→ Given task
Find the lines holding "cornell" and copy them.

→ Entries shown
========
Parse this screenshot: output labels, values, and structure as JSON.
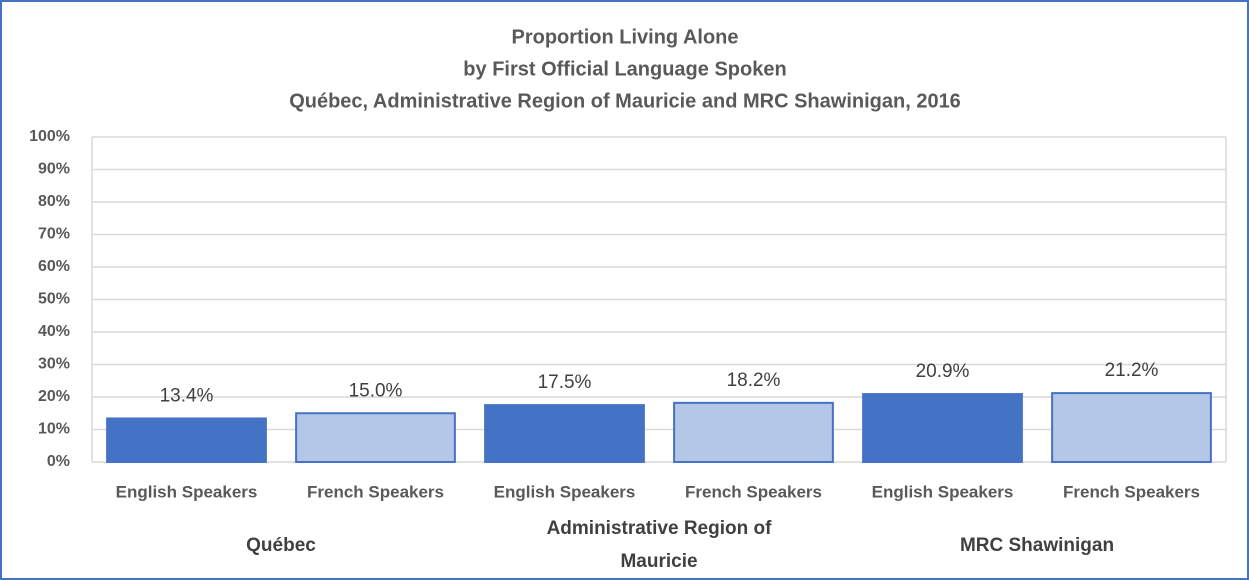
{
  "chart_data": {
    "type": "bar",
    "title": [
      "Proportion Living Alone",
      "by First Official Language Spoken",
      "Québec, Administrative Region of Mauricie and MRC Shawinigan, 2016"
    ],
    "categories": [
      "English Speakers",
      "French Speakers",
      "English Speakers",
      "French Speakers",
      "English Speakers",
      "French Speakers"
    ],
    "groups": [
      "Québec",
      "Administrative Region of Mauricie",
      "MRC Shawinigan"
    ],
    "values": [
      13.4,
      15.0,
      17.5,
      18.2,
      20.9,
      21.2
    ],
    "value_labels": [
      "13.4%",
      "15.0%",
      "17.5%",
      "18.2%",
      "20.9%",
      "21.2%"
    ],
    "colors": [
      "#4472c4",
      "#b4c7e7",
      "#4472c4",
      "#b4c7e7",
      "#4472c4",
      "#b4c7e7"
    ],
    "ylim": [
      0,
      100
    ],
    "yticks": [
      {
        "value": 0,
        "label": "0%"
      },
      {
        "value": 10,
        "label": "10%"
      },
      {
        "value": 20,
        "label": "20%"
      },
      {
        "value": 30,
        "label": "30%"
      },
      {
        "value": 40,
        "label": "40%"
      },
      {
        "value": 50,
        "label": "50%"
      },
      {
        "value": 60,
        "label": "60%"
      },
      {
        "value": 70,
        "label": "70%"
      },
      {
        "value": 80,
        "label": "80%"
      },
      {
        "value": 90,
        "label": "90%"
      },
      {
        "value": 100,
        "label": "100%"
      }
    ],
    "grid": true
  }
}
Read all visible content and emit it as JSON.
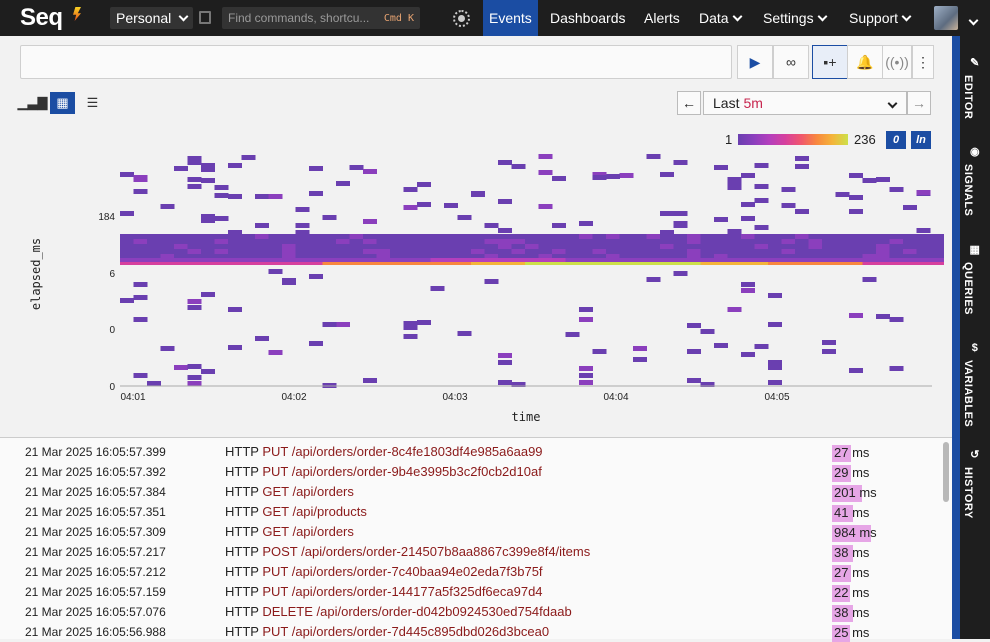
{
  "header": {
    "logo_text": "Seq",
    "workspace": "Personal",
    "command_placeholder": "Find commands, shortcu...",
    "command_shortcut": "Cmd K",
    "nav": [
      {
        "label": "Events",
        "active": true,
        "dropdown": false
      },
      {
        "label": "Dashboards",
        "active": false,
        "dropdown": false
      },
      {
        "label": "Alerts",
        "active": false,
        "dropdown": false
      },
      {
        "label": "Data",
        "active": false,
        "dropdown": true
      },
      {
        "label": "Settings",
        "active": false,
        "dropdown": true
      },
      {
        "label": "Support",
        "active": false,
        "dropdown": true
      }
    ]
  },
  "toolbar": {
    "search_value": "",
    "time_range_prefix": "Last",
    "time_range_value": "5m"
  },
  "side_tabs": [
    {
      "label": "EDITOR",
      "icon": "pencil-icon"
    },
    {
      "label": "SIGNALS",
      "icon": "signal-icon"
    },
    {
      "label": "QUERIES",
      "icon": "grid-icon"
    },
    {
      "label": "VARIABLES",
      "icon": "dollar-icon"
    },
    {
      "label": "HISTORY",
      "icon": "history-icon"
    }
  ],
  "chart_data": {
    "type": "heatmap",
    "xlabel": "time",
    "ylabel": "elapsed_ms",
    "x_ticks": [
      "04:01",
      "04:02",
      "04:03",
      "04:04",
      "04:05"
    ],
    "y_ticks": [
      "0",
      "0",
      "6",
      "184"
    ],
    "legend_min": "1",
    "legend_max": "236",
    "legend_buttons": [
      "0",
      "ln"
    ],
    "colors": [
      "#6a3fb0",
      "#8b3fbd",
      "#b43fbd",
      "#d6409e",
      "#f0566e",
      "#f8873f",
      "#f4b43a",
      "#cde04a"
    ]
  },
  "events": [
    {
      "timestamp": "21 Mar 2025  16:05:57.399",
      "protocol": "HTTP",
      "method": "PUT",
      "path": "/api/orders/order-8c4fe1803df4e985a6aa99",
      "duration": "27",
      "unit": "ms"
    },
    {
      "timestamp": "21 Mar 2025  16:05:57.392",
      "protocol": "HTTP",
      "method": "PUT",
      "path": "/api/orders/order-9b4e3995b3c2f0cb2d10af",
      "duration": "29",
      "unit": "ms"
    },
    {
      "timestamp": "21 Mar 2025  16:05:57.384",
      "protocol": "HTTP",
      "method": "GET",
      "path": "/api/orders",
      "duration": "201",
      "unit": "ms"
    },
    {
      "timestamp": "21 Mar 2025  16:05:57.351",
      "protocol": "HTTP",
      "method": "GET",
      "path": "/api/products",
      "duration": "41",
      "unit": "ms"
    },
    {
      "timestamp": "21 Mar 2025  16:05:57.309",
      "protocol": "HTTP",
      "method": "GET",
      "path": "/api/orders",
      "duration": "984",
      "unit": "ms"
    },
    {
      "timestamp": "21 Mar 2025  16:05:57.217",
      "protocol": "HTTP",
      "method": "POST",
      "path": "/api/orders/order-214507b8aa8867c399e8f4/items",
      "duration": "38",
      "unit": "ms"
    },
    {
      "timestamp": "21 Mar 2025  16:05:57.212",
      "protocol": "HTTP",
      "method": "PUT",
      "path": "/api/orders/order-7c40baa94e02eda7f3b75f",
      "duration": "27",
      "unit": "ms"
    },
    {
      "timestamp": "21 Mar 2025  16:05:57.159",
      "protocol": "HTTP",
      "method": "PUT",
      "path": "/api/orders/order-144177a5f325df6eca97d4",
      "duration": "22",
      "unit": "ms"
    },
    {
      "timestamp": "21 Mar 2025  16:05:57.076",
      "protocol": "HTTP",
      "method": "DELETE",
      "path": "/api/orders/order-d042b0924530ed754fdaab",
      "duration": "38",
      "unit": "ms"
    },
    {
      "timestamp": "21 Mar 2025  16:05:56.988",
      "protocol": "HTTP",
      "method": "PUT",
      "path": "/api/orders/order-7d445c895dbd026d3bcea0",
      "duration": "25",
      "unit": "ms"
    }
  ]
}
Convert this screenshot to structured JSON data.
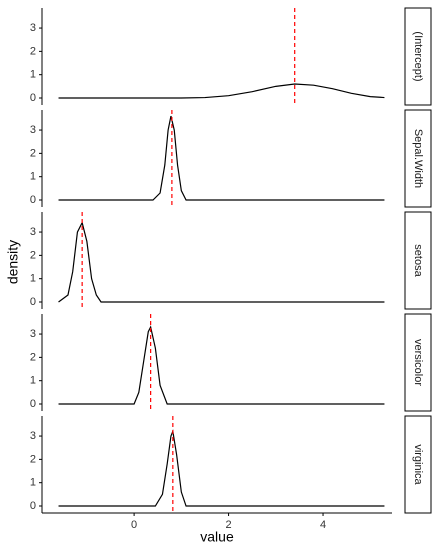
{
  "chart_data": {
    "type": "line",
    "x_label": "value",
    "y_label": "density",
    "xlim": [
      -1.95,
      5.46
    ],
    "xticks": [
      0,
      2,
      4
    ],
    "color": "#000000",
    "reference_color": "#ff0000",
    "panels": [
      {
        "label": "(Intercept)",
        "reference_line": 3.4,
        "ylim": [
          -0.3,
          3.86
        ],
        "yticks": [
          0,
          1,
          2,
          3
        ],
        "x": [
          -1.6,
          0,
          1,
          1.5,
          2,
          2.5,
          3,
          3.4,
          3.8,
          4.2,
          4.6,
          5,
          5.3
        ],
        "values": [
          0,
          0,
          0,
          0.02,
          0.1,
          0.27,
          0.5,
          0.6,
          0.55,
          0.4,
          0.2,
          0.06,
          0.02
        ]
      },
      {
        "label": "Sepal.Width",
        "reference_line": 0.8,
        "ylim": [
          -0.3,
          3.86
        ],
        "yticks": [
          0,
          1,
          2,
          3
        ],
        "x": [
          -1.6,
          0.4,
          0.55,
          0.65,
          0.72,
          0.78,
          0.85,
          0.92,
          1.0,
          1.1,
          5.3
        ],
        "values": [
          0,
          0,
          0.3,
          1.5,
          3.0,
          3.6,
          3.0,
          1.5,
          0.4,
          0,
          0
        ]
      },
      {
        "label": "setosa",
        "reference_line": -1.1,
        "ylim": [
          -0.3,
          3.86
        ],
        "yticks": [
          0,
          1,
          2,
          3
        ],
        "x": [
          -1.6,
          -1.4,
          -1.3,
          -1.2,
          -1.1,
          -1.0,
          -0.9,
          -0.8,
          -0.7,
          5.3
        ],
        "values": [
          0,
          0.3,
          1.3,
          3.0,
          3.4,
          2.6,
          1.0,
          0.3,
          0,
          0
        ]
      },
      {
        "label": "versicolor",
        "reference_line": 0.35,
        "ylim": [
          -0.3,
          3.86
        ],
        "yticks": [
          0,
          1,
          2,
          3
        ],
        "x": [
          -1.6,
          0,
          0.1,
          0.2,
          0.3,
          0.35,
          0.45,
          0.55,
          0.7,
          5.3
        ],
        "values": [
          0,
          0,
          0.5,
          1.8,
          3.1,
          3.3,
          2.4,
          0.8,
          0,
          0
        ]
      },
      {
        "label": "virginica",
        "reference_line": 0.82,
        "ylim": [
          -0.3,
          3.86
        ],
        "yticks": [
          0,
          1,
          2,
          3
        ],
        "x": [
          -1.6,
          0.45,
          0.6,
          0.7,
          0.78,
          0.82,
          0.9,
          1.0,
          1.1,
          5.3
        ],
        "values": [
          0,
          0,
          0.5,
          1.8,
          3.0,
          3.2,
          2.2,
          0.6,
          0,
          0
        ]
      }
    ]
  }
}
========
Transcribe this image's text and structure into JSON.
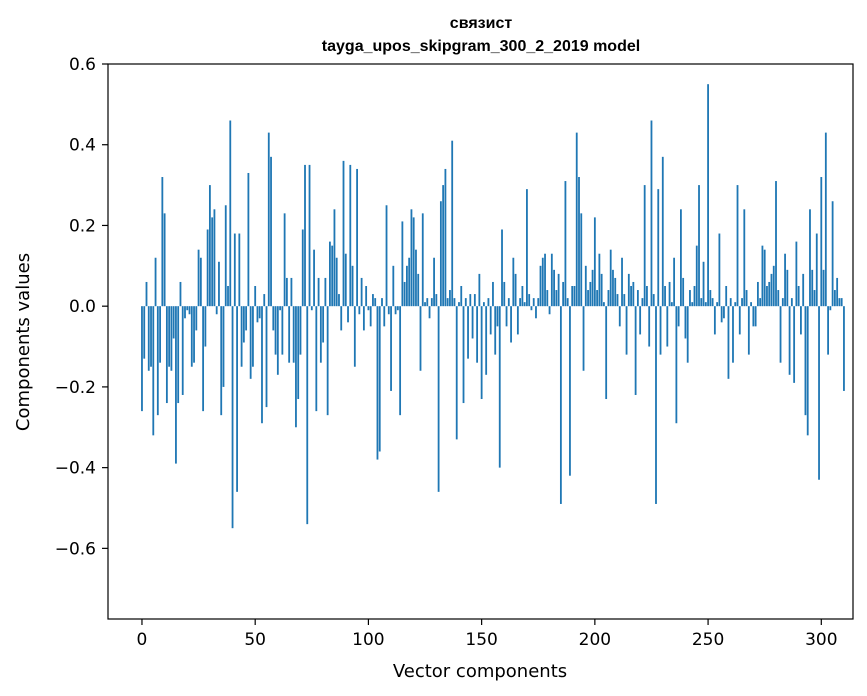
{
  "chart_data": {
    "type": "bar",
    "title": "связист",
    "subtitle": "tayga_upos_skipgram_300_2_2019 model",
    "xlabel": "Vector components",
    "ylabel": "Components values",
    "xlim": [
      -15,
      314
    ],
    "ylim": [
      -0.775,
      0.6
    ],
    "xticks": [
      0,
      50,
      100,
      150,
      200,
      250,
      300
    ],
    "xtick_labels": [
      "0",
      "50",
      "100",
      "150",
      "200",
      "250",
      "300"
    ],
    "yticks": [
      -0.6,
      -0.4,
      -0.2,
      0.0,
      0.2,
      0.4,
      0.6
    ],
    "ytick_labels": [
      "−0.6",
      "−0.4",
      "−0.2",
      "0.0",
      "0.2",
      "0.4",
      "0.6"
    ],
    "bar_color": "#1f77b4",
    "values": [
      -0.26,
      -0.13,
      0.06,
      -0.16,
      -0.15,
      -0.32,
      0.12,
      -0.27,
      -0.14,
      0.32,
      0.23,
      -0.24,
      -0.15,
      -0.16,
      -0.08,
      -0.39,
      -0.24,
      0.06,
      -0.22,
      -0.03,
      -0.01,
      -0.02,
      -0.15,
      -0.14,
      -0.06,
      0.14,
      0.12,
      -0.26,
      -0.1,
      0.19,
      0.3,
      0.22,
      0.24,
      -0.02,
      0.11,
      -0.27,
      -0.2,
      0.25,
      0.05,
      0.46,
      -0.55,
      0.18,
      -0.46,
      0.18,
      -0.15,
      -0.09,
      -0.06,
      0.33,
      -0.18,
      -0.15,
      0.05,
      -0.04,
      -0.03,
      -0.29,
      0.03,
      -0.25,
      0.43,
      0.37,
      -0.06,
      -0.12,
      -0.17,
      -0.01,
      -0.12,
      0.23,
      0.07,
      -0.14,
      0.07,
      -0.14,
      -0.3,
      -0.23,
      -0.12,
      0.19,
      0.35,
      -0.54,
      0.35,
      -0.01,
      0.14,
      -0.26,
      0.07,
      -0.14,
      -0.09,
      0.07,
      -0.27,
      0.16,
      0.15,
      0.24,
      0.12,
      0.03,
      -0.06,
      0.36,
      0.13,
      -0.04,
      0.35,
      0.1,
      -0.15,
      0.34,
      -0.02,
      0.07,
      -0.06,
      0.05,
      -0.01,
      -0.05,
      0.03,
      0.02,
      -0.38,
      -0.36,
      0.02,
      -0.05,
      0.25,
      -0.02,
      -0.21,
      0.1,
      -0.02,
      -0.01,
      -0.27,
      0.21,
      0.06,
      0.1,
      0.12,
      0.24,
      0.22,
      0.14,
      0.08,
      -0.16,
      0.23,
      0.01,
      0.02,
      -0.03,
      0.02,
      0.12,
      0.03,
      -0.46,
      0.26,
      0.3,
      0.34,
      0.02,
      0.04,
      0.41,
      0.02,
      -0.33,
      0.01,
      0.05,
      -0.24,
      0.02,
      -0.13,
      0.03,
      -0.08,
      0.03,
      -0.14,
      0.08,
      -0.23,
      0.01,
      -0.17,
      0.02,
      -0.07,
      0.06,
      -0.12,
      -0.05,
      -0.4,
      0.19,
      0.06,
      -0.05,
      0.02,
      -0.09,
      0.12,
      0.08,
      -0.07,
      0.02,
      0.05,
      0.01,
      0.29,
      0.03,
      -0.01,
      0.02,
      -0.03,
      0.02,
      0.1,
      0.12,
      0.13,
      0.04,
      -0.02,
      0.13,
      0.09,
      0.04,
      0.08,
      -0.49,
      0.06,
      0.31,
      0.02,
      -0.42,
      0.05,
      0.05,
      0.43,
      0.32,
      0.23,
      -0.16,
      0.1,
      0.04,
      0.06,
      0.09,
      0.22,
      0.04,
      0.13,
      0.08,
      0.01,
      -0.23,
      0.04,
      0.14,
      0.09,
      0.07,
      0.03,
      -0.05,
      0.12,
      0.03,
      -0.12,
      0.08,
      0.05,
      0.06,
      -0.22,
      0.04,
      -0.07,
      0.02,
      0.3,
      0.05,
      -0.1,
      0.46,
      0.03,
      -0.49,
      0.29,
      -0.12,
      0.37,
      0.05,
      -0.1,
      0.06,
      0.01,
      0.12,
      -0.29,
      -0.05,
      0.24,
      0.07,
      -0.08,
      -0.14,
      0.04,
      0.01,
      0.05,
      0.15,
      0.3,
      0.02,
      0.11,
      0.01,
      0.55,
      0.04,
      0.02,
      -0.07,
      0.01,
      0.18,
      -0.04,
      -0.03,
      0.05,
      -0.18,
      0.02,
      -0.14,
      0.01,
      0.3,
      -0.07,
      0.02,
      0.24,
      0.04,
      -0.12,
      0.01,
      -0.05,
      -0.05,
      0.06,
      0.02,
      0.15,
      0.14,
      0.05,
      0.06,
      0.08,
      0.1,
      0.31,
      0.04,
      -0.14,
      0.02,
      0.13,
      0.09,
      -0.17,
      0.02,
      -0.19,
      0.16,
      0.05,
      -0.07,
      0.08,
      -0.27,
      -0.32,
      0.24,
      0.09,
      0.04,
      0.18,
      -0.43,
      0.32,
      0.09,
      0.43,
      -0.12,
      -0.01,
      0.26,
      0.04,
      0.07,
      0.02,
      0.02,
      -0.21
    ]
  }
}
========
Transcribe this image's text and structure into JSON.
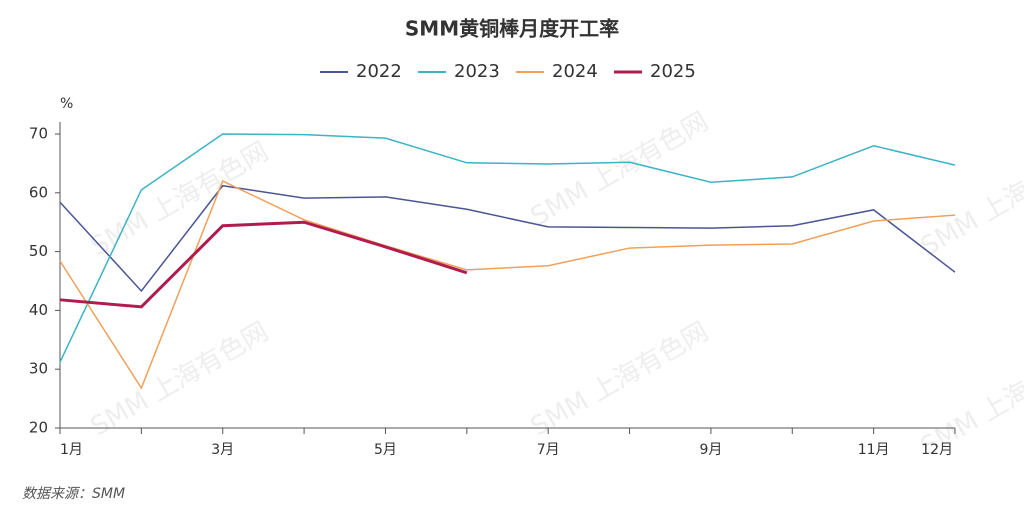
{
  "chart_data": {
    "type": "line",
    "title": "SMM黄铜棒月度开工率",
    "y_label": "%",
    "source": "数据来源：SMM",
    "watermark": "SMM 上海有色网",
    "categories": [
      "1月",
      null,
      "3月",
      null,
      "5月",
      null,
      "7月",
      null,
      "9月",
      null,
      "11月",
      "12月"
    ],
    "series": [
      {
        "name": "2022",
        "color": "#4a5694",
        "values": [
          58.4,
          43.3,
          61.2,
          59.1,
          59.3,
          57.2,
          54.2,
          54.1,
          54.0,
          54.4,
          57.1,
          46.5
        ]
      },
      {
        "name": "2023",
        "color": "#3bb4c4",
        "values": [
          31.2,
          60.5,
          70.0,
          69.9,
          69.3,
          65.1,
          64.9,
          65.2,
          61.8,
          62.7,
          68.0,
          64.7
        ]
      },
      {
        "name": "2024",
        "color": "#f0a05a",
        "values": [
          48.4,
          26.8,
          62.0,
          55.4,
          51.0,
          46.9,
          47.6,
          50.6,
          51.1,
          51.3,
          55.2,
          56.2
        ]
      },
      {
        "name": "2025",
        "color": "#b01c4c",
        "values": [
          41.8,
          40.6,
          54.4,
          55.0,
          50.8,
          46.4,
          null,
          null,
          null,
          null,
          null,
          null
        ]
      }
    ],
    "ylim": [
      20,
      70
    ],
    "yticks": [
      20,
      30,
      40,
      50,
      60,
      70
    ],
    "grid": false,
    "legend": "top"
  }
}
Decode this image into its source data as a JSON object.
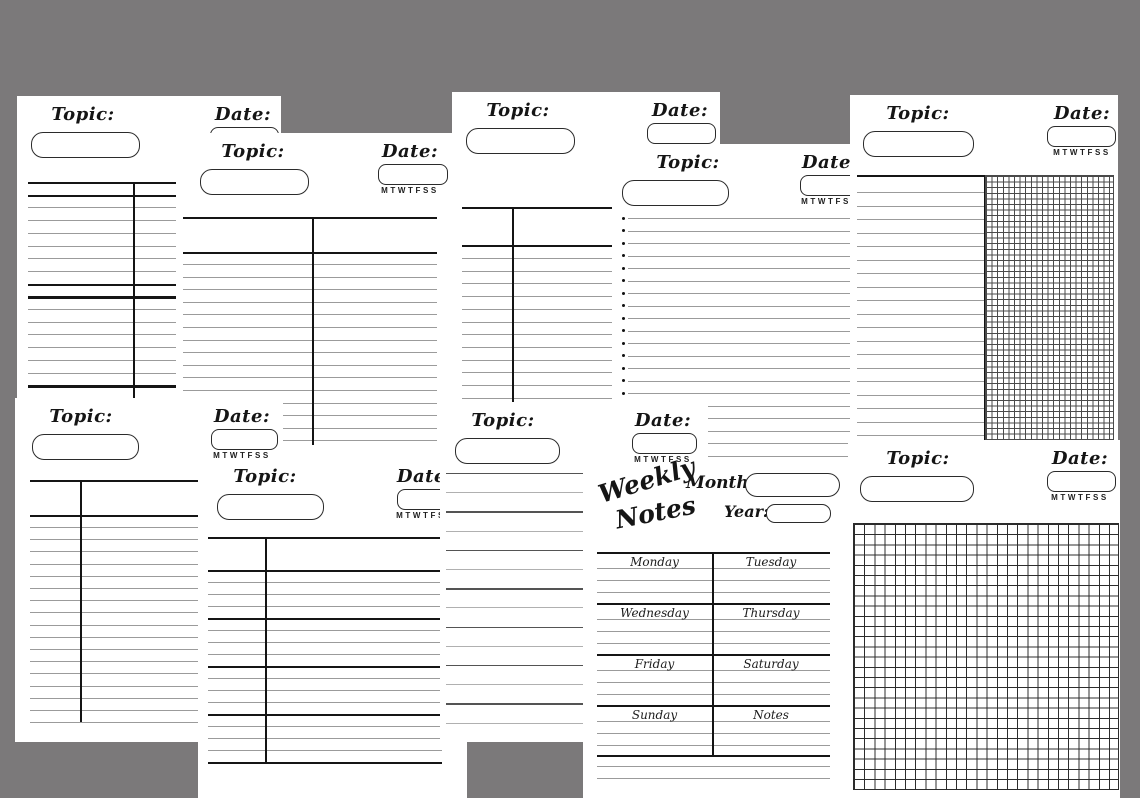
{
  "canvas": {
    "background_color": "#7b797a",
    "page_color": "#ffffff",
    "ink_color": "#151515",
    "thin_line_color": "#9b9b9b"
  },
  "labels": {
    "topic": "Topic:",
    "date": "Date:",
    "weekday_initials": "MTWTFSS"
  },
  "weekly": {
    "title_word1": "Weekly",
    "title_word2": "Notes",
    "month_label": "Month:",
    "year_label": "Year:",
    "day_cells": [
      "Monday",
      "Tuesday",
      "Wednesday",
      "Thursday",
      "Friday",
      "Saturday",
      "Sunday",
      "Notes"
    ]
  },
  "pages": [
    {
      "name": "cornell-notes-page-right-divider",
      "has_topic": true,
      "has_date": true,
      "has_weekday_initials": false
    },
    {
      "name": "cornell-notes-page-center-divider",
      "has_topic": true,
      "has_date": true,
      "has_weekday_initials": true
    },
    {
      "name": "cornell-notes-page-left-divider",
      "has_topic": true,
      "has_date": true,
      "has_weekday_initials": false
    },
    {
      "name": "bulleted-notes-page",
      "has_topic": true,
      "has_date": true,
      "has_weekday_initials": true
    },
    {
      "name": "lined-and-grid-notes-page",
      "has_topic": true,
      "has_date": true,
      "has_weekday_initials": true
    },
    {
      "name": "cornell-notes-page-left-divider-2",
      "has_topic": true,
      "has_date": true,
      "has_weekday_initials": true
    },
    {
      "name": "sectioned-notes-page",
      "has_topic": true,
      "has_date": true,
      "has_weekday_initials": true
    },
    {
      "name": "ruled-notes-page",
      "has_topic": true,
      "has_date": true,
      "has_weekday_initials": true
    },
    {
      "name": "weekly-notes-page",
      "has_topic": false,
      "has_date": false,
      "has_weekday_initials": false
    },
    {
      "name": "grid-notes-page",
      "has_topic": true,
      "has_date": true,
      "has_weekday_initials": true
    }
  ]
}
========
→ Output
      "name": "cornell-notes-page-right-divider",
      "name": "cornell-notes-page-center-divider",
      "name": "cornell-notes-page-left-divider",
      "name": "cornell-notes-page-left-divider-2",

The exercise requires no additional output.